Text block -
%%
I am in the fortunate position of having been able to take from work some mini PCs that were no longer good enough for the company's needs, and all that was done was to remove the hard drives to avoid any personal or sensitive data accidentally being passed on. My current Home Assistant box at home is one such repurposed mini PC and all I needed to do was buy a new hard drive before downloading and installing HA onto it. That cost me the princely sum of £26.99 at the end of May last year.
A family member has recently bought a house and is now interested in getting Home Assistant installed there. No problem, I thought; I've still got a repurposed mini PC available; I'll just get a new hard drive. The only problem is that exactly the same hard drive (a 512Gb NVMe module) from exactly the same vendor now has a price tag of £74.99; almost 3 times the price. The last time I remember seeing something like this was after the 2011 earthquake in Japan when a key semiconductor factory was damaged. I'm also well aware there was another global shortage of semiconductors in 2020 as a result of the Covid pandemic. Both of those instances could reasonably have been called "acts of God" and therefore not reasonable to foresee.
Not so this time, though. There is indeed a global chip shortage but the reasons are more prosaic. It's AI. The rapid expansion of AI services offered to us all has triggered a huge need for more data centres and more servers to go in them, meaning a voracious appetite for chips. At the same time, the demand for electronics in other consumer goods hasn't dropped off so the AI industry - where the money seems to be at the moment - is paying top dollar for the pick of the manufacturers' production. As a result, the cost of computers and computer components has rocketed, some products (for example the Sony Playstation 6) have had their launch date delayed by months or even years because of supply issues and several tech manufacturers have suffered a hit on their profitability with consequent dips in their share prices.
%%
Dataset entries -
%%
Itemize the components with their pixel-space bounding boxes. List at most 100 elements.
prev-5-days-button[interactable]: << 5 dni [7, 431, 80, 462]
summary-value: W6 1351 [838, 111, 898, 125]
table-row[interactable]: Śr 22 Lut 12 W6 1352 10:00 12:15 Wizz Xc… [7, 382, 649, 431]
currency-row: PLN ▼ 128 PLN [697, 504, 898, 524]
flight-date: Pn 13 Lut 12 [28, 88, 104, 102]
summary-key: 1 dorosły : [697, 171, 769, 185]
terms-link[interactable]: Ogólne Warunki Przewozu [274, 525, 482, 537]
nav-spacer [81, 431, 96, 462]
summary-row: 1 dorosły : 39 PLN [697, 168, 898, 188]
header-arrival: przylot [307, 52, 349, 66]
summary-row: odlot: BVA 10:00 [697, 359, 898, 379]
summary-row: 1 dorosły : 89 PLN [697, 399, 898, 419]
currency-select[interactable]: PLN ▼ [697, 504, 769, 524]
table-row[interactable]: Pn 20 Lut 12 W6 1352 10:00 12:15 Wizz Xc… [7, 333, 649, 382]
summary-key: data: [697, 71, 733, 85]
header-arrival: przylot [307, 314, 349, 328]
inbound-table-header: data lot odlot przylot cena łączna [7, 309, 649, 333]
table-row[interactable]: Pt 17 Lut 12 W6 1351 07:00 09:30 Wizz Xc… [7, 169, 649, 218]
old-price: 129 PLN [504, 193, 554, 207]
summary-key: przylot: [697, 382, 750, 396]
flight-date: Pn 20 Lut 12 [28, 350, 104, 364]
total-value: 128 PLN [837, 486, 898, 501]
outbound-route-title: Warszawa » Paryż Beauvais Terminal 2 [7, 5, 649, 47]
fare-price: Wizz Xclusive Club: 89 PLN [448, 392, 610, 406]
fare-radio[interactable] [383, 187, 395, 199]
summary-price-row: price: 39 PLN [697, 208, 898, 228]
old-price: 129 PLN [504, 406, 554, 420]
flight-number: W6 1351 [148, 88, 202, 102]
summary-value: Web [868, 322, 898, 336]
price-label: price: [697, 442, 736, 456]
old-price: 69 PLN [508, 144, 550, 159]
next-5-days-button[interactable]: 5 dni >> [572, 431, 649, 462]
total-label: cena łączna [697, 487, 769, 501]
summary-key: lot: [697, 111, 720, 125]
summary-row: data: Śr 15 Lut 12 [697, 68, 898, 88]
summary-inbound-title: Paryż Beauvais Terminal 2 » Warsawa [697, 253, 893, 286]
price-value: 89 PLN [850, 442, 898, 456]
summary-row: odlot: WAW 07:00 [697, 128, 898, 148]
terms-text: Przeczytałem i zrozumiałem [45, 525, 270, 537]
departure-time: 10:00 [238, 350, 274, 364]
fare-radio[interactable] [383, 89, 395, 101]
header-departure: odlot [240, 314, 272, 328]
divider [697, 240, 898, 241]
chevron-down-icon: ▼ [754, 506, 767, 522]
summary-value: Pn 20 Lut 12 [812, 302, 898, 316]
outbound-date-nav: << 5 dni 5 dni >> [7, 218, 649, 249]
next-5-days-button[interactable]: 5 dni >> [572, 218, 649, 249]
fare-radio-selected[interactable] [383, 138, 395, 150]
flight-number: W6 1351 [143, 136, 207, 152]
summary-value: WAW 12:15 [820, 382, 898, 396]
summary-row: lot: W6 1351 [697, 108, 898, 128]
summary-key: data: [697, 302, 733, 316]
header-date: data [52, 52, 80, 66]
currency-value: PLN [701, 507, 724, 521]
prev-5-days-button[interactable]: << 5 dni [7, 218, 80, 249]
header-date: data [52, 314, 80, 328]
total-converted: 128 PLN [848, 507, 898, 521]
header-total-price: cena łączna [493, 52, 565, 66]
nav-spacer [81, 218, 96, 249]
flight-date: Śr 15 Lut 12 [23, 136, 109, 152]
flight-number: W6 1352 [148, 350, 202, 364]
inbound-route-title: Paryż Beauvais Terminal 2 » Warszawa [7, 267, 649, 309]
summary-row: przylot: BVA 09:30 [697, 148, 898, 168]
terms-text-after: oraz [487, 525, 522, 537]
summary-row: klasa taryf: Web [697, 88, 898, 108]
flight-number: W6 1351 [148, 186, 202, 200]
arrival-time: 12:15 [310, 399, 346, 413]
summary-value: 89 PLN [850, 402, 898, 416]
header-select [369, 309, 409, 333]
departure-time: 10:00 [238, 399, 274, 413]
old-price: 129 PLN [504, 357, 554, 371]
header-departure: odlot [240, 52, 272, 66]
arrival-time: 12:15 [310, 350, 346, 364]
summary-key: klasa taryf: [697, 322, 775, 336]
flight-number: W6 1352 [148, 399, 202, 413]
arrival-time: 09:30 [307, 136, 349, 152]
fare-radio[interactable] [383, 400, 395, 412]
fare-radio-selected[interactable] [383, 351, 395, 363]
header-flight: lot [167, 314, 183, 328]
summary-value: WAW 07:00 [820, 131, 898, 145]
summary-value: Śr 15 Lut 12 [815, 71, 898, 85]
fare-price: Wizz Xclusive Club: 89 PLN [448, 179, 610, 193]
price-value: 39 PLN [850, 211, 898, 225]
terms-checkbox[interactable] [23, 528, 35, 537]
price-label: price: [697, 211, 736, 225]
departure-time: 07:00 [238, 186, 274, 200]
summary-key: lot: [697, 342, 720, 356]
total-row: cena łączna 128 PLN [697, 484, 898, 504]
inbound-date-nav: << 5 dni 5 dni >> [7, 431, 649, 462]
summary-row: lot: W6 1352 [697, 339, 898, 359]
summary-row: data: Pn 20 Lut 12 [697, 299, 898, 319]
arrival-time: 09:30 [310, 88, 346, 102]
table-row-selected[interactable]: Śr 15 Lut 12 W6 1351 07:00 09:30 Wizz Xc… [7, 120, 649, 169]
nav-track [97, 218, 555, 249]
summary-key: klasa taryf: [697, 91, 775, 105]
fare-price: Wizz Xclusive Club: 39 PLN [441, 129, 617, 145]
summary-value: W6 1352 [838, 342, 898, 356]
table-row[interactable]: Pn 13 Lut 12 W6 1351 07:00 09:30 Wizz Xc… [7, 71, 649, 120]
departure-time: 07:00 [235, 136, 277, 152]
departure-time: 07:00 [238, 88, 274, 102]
%%
Task set -
(1) Repeat word for word the part of the passage on chip shortages starting with "Not so this" and going on through "their share prices.".
(2) According to the passage on chip shortages, what price does the same 512Gb NVMe module from the same vendor carry now?
(3) Pick up the passage on chip shortages after its last sentence and carry it on.
None of the records is needed here.

Task-by-task answers -
(1)
Not so this time, though. There is indeed a global chip shortage but the reasons are more prosaic. It's AI. The rapid expansion of AI services offered to us all has triggered a huge need for more data centres and more servers to go in them, meaning a voracious appetite for chips. At the same time, the demand for electronics in other consumer goods hasn't dropped off so the AI industry - where the money seems to be at the moment - is paying top dollar for the pick of the manufacturers' production. As a result, the cost of computers and computer components has rocketed, some products (for example the Sony Playstation 6) have had their launch date delayed by months or even years because of supply issues and several tech manufacturers have suffered a hit on their profitability with consequent dips in their share prices.

(2) £74.99

(3)
I'm not going to argue that AI doesn't have benefits. However, I find it hard to believe the majority of AI processing isn't expended on document summarising that we could do ourselves, photo editing to make absurd pictures of friends and family, manipulating videos to create compellingly believable "fake news" and even creating posts on forums to sidestep the author having to do it themselves. And the cost of this benefit? We've already got another thread or two looking at the ecological effect of all the heat produced by these data centres, but now we all have to pay dramatically more to buy the electronic kit we need to access the AI that's pushing the prices up.
Can we PLEASE all step back from AI for a moment and make a conscious decision to use it only when it actually adds real value, not just when it's convenient?
**Steps back down off soapbox, takes a big deep breath.**
105 m2 bungalow in South East England
Mitsubishi Ecodan 8.5 kW air source heat pump
18 x 360W solar panels
1 x 6 kW GroWatt battery and SPH5000 inverter
1 x Myenergi Zappi
1 x VW ID3
Raised beds for home-grown veg and chickens for eggs
"Semper in excretia; sumus solum profundum variat"
Oh Thank you Major, I was just beginning to wonder where my soap box had gorne! 😉 Toodles.
Toodles, heats his home with cold draughts and cooks food with magnets.